-- Records provided start --
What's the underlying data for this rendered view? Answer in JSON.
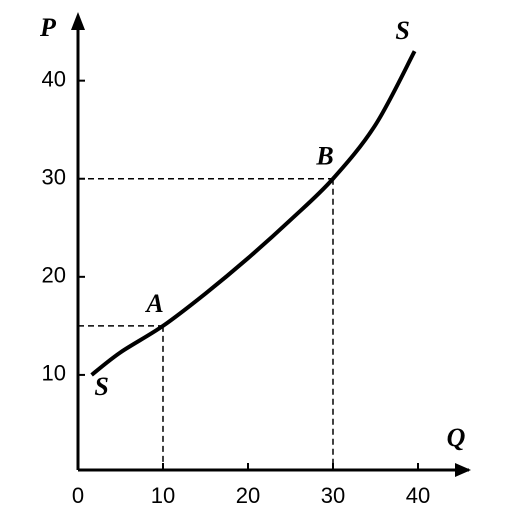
{
  "chart_data": {
    "type": "line",
    "x_label": "Q",
    "y_label": "P",
    "xlim": [
      0,
      46
    ],
    "ylim": [
      0,
      47
    ],
    "xticks": [
      0,
      10,
      20,
      30,
      40
    ],
    "yticks": [
      10,
      20,
      30,
      40
    ],
    "series": [
      {
        "name": "S",
        "color": "#000000",
        "x": [
          1.6,
          5,
          10,
          15,
          20,
          25,
          30,
          35,
          39.6
        ],
        "values": [
          10,
          12.3,
          15,
          18.3,
          21.9,
          25.8,
          30,
          35.5,
          43
        ]
      }
    ],
    "points": [
      {
        "label": "A",
        "x": 10,
        "y": 15
      },
      {
        "label": "B",
        "x": 30,
        "y": 30
      }
    ]
  }
}
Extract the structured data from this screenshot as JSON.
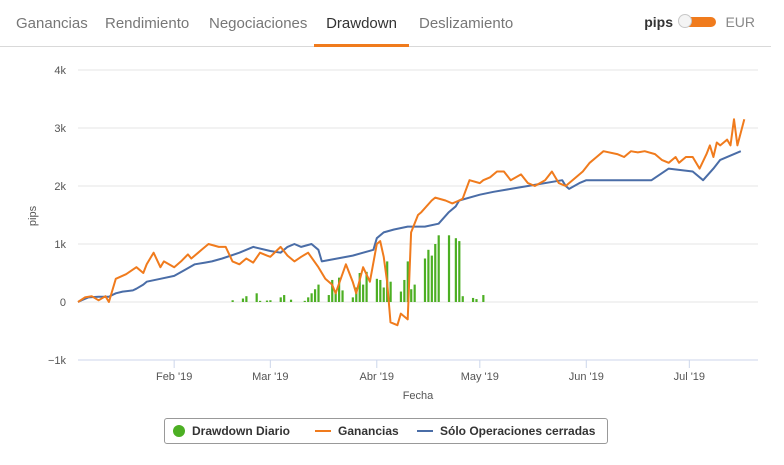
-- Records provided end --
Set task: Repeat the full listing above exactly, with no pictures in the copy.

The response:
What's the underlying data for this rendered view? Answer in JSON.
{
  "chart_data": {
    "type": "line",
    "x_label": "Q",
    "y_label": "P",
    "xlim": [
      0,
      46
    ],
    "ylim": [
      0,
      47
    ],
    "xticks": [
      0,
      10,
      20,
      30,
      40
    ],
    "yticks": [
      10,
      20,
      30,
      40
    ],
    "series": [
      {
        "name": "S",
        "color": "#000000",
        "x": [
          1.6,
          5,
          10,
          15,
          20,
          25,
          30,
          35,
          39.6
        ],
        "values": [
          10,
          12.3,
          15,
          18.3,
          21.9,
          25.8,
          30,
          35.5,
          43
        ]
      }
    ],
    "points": [
      {
        "label": "A",
        "x": 10,
        "y": 15
      },
      {
        "label": "B",
        "x": 30,
        "y": 30
      }
    ]
  }
}
Extract the structured data from this screenshot as JSON.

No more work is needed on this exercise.